EXERCISE DETAILS -
Every entry below must appear again, exactly as written.

INPUT ROWS -
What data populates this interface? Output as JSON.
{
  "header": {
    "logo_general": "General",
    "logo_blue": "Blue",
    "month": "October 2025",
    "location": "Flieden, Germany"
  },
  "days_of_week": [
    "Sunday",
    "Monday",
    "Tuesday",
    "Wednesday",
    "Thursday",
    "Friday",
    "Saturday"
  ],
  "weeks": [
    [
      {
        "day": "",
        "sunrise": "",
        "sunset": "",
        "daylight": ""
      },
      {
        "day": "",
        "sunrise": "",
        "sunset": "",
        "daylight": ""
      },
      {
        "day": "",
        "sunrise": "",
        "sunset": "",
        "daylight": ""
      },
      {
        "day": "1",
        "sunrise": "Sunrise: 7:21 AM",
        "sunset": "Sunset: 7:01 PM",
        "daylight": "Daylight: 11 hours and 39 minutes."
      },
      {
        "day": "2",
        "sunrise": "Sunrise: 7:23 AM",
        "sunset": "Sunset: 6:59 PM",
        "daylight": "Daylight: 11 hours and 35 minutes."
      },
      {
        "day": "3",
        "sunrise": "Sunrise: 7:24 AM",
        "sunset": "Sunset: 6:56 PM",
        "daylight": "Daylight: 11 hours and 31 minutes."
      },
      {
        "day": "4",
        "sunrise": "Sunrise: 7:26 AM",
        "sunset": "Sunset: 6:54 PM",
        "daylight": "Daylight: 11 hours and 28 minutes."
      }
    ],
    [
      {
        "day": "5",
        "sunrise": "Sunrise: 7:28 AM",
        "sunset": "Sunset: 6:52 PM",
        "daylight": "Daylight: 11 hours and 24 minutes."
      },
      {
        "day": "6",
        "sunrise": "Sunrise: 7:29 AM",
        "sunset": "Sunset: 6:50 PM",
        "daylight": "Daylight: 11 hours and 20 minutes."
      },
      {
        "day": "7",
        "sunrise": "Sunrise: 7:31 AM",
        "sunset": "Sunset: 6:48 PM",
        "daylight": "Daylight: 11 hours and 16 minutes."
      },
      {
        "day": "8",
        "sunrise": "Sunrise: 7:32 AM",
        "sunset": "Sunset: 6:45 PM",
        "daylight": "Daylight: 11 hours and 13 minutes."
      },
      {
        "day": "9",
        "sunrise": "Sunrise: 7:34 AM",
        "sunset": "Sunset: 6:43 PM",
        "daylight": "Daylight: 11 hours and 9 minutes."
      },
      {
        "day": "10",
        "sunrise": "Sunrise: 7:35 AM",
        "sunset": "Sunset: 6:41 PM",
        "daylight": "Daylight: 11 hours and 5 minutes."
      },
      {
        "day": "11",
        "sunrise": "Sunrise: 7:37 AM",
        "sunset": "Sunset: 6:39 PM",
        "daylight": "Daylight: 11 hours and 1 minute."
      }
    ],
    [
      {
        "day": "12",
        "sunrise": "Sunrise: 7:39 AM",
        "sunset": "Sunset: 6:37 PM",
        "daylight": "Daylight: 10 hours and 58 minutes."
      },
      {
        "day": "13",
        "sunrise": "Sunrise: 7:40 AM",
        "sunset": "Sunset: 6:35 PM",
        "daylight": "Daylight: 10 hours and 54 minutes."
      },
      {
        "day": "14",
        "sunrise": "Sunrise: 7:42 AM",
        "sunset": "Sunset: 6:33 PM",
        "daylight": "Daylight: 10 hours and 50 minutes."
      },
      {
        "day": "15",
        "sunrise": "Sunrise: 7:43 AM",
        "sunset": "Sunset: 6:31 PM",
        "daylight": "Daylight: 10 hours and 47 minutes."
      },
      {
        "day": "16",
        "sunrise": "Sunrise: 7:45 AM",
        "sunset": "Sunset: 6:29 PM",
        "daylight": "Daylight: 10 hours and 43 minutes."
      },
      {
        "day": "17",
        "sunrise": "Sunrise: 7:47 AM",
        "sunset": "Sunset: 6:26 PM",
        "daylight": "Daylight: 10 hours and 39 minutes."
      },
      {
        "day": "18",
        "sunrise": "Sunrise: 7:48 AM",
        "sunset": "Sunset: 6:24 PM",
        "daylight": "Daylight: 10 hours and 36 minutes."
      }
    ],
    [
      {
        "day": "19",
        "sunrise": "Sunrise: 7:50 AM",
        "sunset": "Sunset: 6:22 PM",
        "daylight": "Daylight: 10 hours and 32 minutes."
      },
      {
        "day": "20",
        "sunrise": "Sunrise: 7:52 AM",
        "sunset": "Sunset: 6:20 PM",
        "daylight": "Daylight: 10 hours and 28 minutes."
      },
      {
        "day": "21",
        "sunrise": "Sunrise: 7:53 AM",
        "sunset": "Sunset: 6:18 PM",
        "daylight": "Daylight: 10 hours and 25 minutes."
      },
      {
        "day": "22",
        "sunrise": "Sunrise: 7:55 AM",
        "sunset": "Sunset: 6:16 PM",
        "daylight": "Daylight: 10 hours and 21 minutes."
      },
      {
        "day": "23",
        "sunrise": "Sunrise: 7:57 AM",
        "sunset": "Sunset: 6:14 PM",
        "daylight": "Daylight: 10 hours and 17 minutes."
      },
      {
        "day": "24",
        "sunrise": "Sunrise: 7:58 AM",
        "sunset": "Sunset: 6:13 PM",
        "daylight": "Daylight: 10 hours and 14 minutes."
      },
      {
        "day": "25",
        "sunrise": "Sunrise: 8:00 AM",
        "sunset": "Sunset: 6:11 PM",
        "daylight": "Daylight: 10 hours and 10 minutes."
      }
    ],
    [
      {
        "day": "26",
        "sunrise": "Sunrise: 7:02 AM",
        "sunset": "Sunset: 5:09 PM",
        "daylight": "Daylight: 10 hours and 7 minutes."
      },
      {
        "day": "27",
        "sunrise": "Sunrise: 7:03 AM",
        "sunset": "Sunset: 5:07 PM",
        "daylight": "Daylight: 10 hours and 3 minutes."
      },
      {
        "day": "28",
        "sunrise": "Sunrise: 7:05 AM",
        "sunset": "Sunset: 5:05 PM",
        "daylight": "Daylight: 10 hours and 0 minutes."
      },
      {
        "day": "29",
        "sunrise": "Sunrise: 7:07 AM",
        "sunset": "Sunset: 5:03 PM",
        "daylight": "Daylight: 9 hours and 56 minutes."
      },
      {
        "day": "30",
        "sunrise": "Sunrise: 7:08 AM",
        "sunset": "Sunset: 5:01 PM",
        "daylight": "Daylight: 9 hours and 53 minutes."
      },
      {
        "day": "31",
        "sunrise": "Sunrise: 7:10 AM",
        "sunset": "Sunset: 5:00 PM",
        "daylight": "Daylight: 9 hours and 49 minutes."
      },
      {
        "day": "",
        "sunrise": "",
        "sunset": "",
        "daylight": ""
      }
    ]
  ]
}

EXERCISE RESULT -
What data populates this interface? Output as JSON.
{
  "header": {
    "logo_general": "General",
    "logo_blue": "Blue",
    "month": "October 2025",
    "location": "Flieden, Germany"
  },
  "days_of_week": [
    "Sunday",
    "Monday",
    "Tuesday",
    "Wednesday",
    "Thursday",
    "Friday",
    "Saturday"
  ],
  "weeks": [
    [
      {
        "day": "",
        "sunrise": "",
        "sunset": "",
        "daylight": ""
      },
      {
        "day": "",
        "sunrise": "",
        "sunset": "",
        "daylight": ""
      },
      {
        "day": "",
        "sunrise": "",
        "sunset": "",
        "daylight": ""
      },
      {
        "day": "1",
        "sunrise": "Sunrise: 7:21 AM",
        "sunset": "Sunset: 7:01 PM",
        "daylight": "Daylight: 11 hours and 39 minutes."
      },
      {
        "day": "2",
        "sunrise": "Sunrise: 7:23 AM",
        "sunset": "Sunset: 6:59 PM",
        "daylight": "Daylight: 11 hours and 35 minutes."
      },
      {
        "day": "3",
        "sunrise": "Sunrise: 7:24 AM",
        "sunset": "Sunset: 6:56 PM",
        "daylight": "Daylight: 11 hours and 31 minutes."
      },
      {
        "day": "4",
        "sunrise": "Sunrise: 7:26 AM",
        "sunset": "Sunset: 6:54 PM",
        "daylight": "Daylight: 11 hours and 28 minutes."
      }
    ],
    [
      {
        "day": "5",
        "sunrise": "Sunrise: 7:28 AM",
        "sunset": "Sunset: 6:52 PM",
        "daylight": "Daylight: 11 hours and 24 minutes."
      },
      {
        "day": "6",
        "sunrise": "Sunrise: 7:29 AM",
        "sunset": "Sunset: 6:50 PM",
        "daylight": "Daylight: 11 hours and 20 minutes."
      },
      {
        "day": "7",
        "sunrise": "Sunrise: 7:31 AM",
        "sunset": "Sunset: 6:48 PM",
        "daylight": "Daylight: 11 hours and 16 minutes."
      },
      {
        "day": "8",
        "sunrise": "Sunrise: 7:32 AM",
        "sunset": "Sunset: 6:45 PM",
        "daylight": "Daylight: 11 hours and 13 minutes."
      },
      {
        "day": "9",
        "sunrise": "Sunrise: 7:34 AM",
        "sunset": "Sunset: 6:43 PM",
        "daylight": "Daylight: 11 hours and 9 minutes."
      },
      {
        "day": "10",
        "sunrise": "Sunrise: 7:35 AM",
        "sunset": "Sunset: 6:41 PM",
        "daylight": "Daylight: 11 hours and 5 minutes."
      },
      {
        "day": "11",
        "sunrise": "Sunrise: 7:37 AM",
        "sunset": "Sunset: 6:39 PM",
        "daylight": "Daylight: 11 hours and 1 minute."
      }
    ],
    [
      {
        "day": "12",
        "sunrise": "Sunrise: 7:39 AM",
        "sunset": "Sunset: 6:37 PM",
        "daylight": "Daylight: 10 hours and 58 minutes."
      },
      {
        "day": "13",
        "sunrise": "Sunrise: 7:40 AM",
        "sunset": "Sunset: 6:35 PM",
        "daylight": "Daylight: 10 hours and 54 minutes."
      },
      {
        "day": "14",
        "sunrise": "Sunrise: 7:42 AM",
        "sunset": "Sunset: 6:33 PM",
        "daylight": "Daylight: 10 hours and 50 minutes."
      },
      {
        "day": "15",
        "sunrise": "Sunrise: 7:43 AM",
        "sunset": "Sunset: 6:31 PM",
        "daylight": "Daylight: 10 hours and 47 minutes."
      },
      {
        "day": "16",
        "sunrise": "Sunrise: 7:45 AM",
        "sunset": "Sunset: 6:29 PM",
        "daylight": "Daylight: 10 hours and 43 minutes."
      },
      {
        "day": "17",
        "sunrise": "Sunrise: 7:47 AM",
        "sunset": "Sunset: 6:26 PM",
        "daylight": "Daylight: 10 hours and 39 minutes."
      },
      {
        "day": "18",
        "sunrise": "Sunrise: 7:48 AM",
        "sunset": "Sunset: 6:24 PM",
        "daylight": "Daylight: 10 hours and 36 minutes."
      }
    ],
    [
      {
        "day": "19",
        "sunrise": "Sunrise: 7:50 AM",
        "sunset": "Sunset: 6:22 PM",
        "daylight": "Daylight: 10 hours and 32 minutes."
      },
      {
        "day": "20",
        "sunrise": "Sunrise: 7:52 AM",
        "sunset": "Sunset: 6:20 PM",
        "daylight": "Daylight: 10 hours and 28 minutes."
      },
      {
        "day": "21",
        "sunrise": "Sunrise: 7:53 AM",
        "sunset": "Sunset: 6:18 PM",
        "daylight": "Daylight: 10 hours and 25 minutes."
      },
      {
        "day": "22",
        "sunrise": "Sunrise: 7:55 AM",
        "sunset": "Sunset: 6:16 PM",
        "daylight": "Daylight: 10 hours and 21 minutes."
      },
      {
        "day": "23",
        "sunrise": "Sunrise: 7:57 AM",
        "sunset": "Sunset: 6:14 PM",
        "daylight": "Daylight: 10 hours and 17 minutes."
      },
      {
        "day": "24",
        "sunrise": "Sunrise: 7:58 AM",
        "sunset": "Sunset: 6:13 PM",
        "daylight": "Daylight: 10 hours and 14 minutes."
      },
      {
        "day": "25",
        "sunrise": "Sunrise: 8:00 AM",
        "sunset": "Sunset: 6:11 PM",
        "daylight": "Daylight: 10 hours and 10 minutes."
      }
    ],
    [
      {
        "day": "26",
        "sunrise": "Sunrise: 7:02 AM",
        "sunset": "Sunset: 5:09 PM",
        "daylight": "Daylight: 10 hours and 7 minutes."
      },
      {
        "day": "27",
        "sunrise": "Sunrise: 7:03 AM",
        "sunset": "Sunset: 5:07 PM",
        "daylight": "Daylight: 10 hours and 3 minutes."
      },
      {
        "day": "28",
        "sunrise": "Sunrise: 7:05 AM",
        "sunset": "Sunset: 5:05 PM",
        "daylight": "Daylight: 10 hours and 0 minutes."
      },
      {
        "day": "29",
        "sunrise": "Sunrise: 7:07 AM",
        "sunset": "Sunset: 5:03 PM",
        "daylight": "Daylight: 9 hours and 56 minutes."
      },
      {
        "day": "30",
        "sunrise": "Sunrise: 7:08 AM",
        "sunset": "Sunset: 5:01 PM",
        "daylight": "Daylight: 9 hours and 53 minutes."
      },
      {
        "day": "31",
        "sunrise": "Sunrise: 7:10 AM",
        "sunset": "Sunset: 5:00 PM",
        "daylight": "Daylight: 9 hours and 49 minutes."
      },
      {
        "day": "",
        "sunrise": "",
        "sunset": "",
        "daylight": ""
      }
    ]
  ]
}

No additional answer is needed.